== Exercise directions ==
Update the material below by changing every "triangle-bullet-icon" to "bullet-marker", and leave all other text untouched.
..........
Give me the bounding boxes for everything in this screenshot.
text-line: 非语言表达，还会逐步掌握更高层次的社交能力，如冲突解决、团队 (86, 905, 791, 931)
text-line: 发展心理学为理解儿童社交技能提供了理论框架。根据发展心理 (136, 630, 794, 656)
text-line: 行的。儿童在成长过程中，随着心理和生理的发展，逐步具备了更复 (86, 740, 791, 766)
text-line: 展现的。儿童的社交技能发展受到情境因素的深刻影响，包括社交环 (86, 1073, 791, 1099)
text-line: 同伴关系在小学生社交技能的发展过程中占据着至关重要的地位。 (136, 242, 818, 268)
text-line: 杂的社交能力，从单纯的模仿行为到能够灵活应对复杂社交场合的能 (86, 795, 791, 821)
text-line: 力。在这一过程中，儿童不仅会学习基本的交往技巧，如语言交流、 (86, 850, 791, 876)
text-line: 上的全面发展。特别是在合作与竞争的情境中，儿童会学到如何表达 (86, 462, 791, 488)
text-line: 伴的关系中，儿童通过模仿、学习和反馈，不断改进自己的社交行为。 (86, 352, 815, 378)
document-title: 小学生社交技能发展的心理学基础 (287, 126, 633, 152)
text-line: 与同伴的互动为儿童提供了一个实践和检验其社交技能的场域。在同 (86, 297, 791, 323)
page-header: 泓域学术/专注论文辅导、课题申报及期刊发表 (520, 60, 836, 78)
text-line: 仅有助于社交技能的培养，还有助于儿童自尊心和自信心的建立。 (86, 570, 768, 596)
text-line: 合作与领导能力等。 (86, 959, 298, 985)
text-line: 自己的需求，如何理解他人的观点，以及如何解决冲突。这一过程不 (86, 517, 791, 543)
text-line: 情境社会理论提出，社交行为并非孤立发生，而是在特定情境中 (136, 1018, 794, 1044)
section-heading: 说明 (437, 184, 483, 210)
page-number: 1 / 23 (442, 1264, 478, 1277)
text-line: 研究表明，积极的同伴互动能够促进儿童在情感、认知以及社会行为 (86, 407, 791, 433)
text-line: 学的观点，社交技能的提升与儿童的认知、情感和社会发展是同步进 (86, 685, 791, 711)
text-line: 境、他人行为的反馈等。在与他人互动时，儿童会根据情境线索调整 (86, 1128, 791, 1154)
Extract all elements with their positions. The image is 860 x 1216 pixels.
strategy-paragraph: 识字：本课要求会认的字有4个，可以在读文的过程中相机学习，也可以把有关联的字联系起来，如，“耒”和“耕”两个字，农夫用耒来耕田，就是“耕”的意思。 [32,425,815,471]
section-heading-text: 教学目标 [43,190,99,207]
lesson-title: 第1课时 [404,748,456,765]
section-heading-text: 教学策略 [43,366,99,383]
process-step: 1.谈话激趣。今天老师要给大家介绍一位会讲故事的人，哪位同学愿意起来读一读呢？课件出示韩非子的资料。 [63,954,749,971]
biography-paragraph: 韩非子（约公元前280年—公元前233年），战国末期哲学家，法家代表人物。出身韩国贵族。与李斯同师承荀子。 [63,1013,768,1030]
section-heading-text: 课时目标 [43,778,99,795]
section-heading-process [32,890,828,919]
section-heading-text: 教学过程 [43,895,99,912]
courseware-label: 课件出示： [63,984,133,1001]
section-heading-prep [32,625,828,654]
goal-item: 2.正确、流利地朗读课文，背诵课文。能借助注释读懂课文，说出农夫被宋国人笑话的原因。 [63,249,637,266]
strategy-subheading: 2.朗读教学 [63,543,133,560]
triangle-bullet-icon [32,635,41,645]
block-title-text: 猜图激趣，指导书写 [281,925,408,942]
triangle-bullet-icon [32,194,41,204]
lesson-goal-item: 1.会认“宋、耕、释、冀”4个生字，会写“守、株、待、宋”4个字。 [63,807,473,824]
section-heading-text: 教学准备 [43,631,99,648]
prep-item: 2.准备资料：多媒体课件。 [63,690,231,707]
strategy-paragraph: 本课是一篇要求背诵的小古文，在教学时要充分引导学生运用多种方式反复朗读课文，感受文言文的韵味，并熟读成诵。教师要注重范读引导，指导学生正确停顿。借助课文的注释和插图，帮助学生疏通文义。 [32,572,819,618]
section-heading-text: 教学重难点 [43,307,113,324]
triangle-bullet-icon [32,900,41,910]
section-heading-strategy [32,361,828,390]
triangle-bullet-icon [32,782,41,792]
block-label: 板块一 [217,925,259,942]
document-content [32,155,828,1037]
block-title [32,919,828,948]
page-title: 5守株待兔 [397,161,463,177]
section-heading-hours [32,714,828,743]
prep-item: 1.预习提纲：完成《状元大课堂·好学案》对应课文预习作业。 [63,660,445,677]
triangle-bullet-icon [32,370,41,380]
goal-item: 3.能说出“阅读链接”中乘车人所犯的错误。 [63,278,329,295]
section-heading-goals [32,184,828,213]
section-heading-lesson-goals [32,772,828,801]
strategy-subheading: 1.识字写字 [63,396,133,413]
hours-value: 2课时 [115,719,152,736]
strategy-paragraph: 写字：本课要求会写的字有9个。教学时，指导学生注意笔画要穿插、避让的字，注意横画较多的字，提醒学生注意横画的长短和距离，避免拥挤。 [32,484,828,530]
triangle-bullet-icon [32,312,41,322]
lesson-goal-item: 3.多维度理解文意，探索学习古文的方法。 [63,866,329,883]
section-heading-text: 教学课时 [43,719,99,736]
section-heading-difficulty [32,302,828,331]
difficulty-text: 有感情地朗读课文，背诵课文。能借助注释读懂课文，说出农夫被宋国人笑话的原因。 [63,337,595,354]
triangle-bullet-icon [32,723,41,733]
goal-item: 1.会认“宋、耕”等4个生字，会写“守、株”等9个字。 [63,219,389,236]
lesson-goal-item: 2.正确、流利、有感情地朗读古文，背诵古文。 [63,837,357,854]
..........
== Answer below ==
Give me the bounding boxes for everything in this screenshot.
text-line: 非语言表达，还会逐步掌握更高层次的社交能力，如冲突解决、团队 (86, 905, 791, 931)
text-line: 发展心理学为理解儿童社交技能提供了理论框架。根据发展心理 (136, 630, 794, 656)
text-line: 行的。儿童在成长过程中，随着心理和生理的发展，逐步具备了更复 (86, 740, 791, 766)
text-line: 展现的。儿童的社交技能发展受到情境因素的深刻影响，包括社交环 (86, 1073, 791, 1099)
text-line: 同伴关系在小学生社交技能的发展过程中占据着至关重要的地位。 (136, 242, 818, 268)
text-line: 杂的社交能力，从单纯的模仿行为到能够灵活应对复杂社交场合的能 (86, 795, 791, 821)
text-line: 力。在这一过程中，儿童不仅会学习基本的交往技巧，如语言交流、 (86, 850, 791, 876)
text-line: 上的全面发展。特别是在合作与竞争的情境中，儿童会学到如何表达 (86, 462, 791, 488)
text-line: 伴的关系中，儿童通过模仿、学习和反馈，不断改进自己的社交行为。 (86, 352, 815, 378)
document-title: 小学生社交技能发展的心理学基础 (287, 126, 633, 152)
text-line: 与同伴的互动为儿童提供了一个实践和检验其社交技能的场域。在同 (86, 297, 791, 323)
page-header: 泓域学术/专注论文辅导、课题申报及期刊发表 (520, 60, 836, 78)
text-line: 仅有助于社交技能的培养，还有助于儿童自尊心和自信心的建立。 (86, 570, 768, 596)
text-line: 合作与领导能力等。 (86, 959, 298, 985)
text-line: 自己的需求，如何理解他人的观点，以及如何解决冲突。这一过程不 (86, 517, 791, 543)
text-line: 情境社会理论提出，社交行为并非孤立发生，而是在特定情境中 (136, 1018, 794, 1044)
section-heading: 说明 (437, 184, 483, 210)
page-number: 1 / 23 (442, 1264, 478, 1277)
text-line: 研究表明，积极的同伴互动能够促进儿童在情感、认知以及社会行为 (86, 407, 791, 433)
text-line: 学的观点，社交技能的提升与儿童的认知、情感和社会发展是同步进 (86, 685, 791, 711)
text-line: 境、他人行为的反馈等。在与他人互动时，儿童会根据情境线索调整 (86, 1128, 791, 1154)
Extract all elements with their positions. The image is 860 x 1216 pixels.
strategy-paragraph: 识字：本课要求会认的字有4个，可以在读文的过程中相机学习，也可以把有关联的字联系起来，如，“耒”和“耕”两个字，农夫用耒来耕田，就是“耕”的意思。 [32,425,815,471]
section-heading-text: 教学目标 [43,190,99,207]
lesson-title: 第1课时 [404,748,456,765]
section-heading-text: 教学策略 [43,366,99,383]
process-step: 1.谈话激趣。今天老师要给大家介绍一位会讲故事的人，哪位同学愿意起来读一读呢？课件出示韩非子的资料。 [63,954,749,971]
biography-paragraph: 韩非子（约公元前280年—公元前233年），战国末期哲学家，法家代表人物。出身韩国贵族。与李斯同师承荀子。 [63,1013,768,1030]
section-heading-text: 课时目标 [43,778,99,795]
section-heading-process [32,890,828,919]
section-heading-text: 教学过程 [43,895,99,912]
courseware-label: 课件出示： [63,984,133,1001]
section-heading-prep [32,625,828,654]
goal-item: 2.正确、流利地朗读课文，背诵课文。能借助注释读懂课文，说出农夫被宋国人笑话的原因。 [63,249,637,266]
strategy-subheading: 2.朗读教学 [63,543,133,560]
bullet-marker [32,635,41,645]
block-title-text: 猜图激趣，指导书写 [281,925,408,942]
bullet-marker [32,194,41,204]
lesson-goal-item: 1.会认“宋、耕、释、冀”4个生字，会写“守、株、待、宋”4个字。 [63,807,473,824]
section-heading-text: 教学准备 [43,631,99,648]
prep-item: 2.准备资料：多媒体课件。 [63,690,231,707]
strategy-paragraph: 本课是一篇要求背诵的小古文，在教学时要充分引导学生运用多种方式反复朗读课文，感受文言文的韵味，并熟读成诵。教师要注重范读引导，指导学生正确停顿。借助课文的注释和插图，帮助学生疏通文义。 [32,572,819,618]
section-heading-text: 教学重难点 [43,307,113,324]
bullet-marker [32,900,41,910]
section-heading-strategy [32,361,828,390]
bullet-marker [32,782,41,792]
block-label: 板块一 [217,925,259,942]
document-content [32,155,828,1037]
block-title [32,919,828,948]
page-title: 5守株待兔 [397,161,463,177]
section-heading-hours [32,714,828,743]
prep-item: 1.预习提纲：完成《状元大课堂·好学案》对应课文预习作业。 [63,660,445,677]
bullet-marker [32,370,41,380]
goal-item: 3.能说出“阅读链接”中乘车人所犯的错误。 [63,278,329,295]
section-heading-goals [32,184,828,213]
section-heading-lesson-goals [32,772,828,801]
strategy-subheading: 1.识字写字 [63,396,133,413]
hours-value: 2课时 [115,719,152,736]
strategy-paragraph: 写字：本课要求会写的字有9个。教学时，指导学生注意笔画要穿插、避让的字，注意横画较多的字，提醒学生注意横画的长短和距离，避免拥挤。 [32,484,828,530]
bullet-marker [32,312,41,322]
lesson-goal-item: 3.多维度理解文意，探索学习古文的方法。 [63,866,329,883]
section-heading-text: 教学课时 [43,719,99,736]
section-heading-difficulty [32,302,828,331]
difficulty-text: 有感情地朗读课文，背诵课文。能借助注释读懂课文，说出农夫被宋国人笑话的原因。 [63,337,595,354]
bullet-marker [32,723,41,733]
goal-item: 1.会认“宋、耕”等4个生字，会写“守、株”等9个字。 [63,219,389,236]
lesson-goal-item: 2.正确、流利、有感情地朗读古文，背诵古文。 [63,837,357,854]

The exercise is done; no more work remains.